## Brief
Extract each record and reproduce it exactly.

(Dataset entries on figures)

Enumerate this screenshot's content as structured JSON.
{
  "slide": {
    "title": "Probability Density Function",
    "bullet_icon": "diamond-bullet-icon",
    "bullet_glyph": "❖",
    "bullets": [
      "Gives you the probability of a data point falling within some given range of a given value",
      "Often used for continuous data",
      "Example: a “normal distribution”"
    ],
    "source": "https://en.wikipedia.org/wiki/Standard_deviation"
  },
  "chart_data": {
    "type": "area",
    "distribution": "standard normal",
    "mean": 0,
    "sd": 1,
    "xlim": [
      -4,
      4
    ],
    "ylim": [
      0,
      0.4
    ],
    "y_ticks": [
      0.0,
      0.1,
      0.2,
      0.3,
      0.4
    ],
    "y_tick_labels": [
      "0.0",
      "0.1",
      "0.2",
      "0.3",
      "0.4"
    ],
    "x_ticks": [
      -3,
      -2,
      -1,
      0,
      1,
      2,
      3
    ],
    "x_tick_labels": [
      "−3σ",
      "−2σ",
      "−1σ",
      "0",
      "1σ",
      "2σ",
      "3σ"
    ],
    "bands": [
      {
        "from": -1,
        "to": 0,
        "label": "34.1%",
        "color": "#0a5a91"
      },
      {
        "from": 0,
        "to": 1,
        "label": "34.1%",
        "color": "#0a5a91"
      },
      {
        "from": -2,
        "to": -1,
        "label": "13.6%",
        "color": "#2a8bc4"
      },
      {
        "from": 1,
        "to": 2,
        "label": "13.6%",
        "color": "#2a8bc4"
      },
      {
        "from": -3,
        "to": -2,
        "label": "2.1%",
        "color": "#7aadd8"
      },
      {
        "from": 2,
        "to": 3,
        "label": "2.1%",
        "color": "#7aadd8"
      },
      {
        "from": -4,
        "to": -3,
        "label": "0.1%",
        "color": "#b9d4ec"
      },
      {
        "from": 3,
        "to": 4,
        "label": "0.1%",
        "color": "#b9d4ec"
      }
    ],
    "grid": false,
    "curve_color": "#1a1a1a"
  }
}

## The result
Enumerate this screenshot's content as structured JSON.
{
  "slide": {
    "title": "Probability Density Function",
    "bullet_icon": "diamond-bullet-icon",
    "bullet_glyph": "❖",
    "bullets": [
      "Gives you the probability of a data point falling within some given range of a given value",
      "Often used for continuous data",
      "Example: a “normal distribution”"
    ],
    "source": "https://en.wikipedia.org/wiki/Standard_deviation"
  },
  "chart_data": {
    "type": "area",
    "distribution": "standard normal",
    "mean": 0,
    "sd": 1,
    "xlim": [
      -4,
      4
    ],
    "ylim": [
      0,
      0.4
    ],
    "y_ticks": [
      0.0,
      0.1,
      0.2,
      0.3,
      0.4
    ],
    "y_tick_labels": [
      "0.0",
      "0.1",
      "0.2",
      "0.3",
      "0.4"
    ],
    "x_ticks": [
      -3,
      -2,
      -1,
      0,
      1,
      2,
      3
    ],
    "x_tick_labels": [
      "−3σ",
      "−2σ",
      "−1σ",
      "0",
      "1σ",
      "2σ",
      "3σ"
    ],
    "bands": [
      {
        "from": -1,
        "to": 0,
        "label": "34.1%",
        "color": "#0a5a91"
      },
      {
        "from": 0,
        "to": 1,
        "label": "34.1%",
        "color": "#0a5a91"
      },
      {
        "from": -2,
        "to": -1,
        "label": "13.6%",
        "color": "#2a8bc4"
      },
      {
        "from": 1,
        "to": 2,
        "label": "13.6%",
        "color": "#2a8bc4"
      },
      {
        "from": -3,
        "to": -2,
        "label": "2.1%",
        "color": "#7aadd8"
      },
      {
        "from": 2,
        "to": 3,
        "label": "2.1%",
        "color": "#7aadd8"
      },
      {
        "from": -4,
        "to": -3,
        "label": "0.1%",
        "color": "#b9d4ec"
      },
      {
        "from": 3,
        "to": 4,
        "label": "0.1%",
        "color": "#b9d4ec"
      }
    ],
    "grid": false,
    "curve_color": "#1a1a1a"
  }
}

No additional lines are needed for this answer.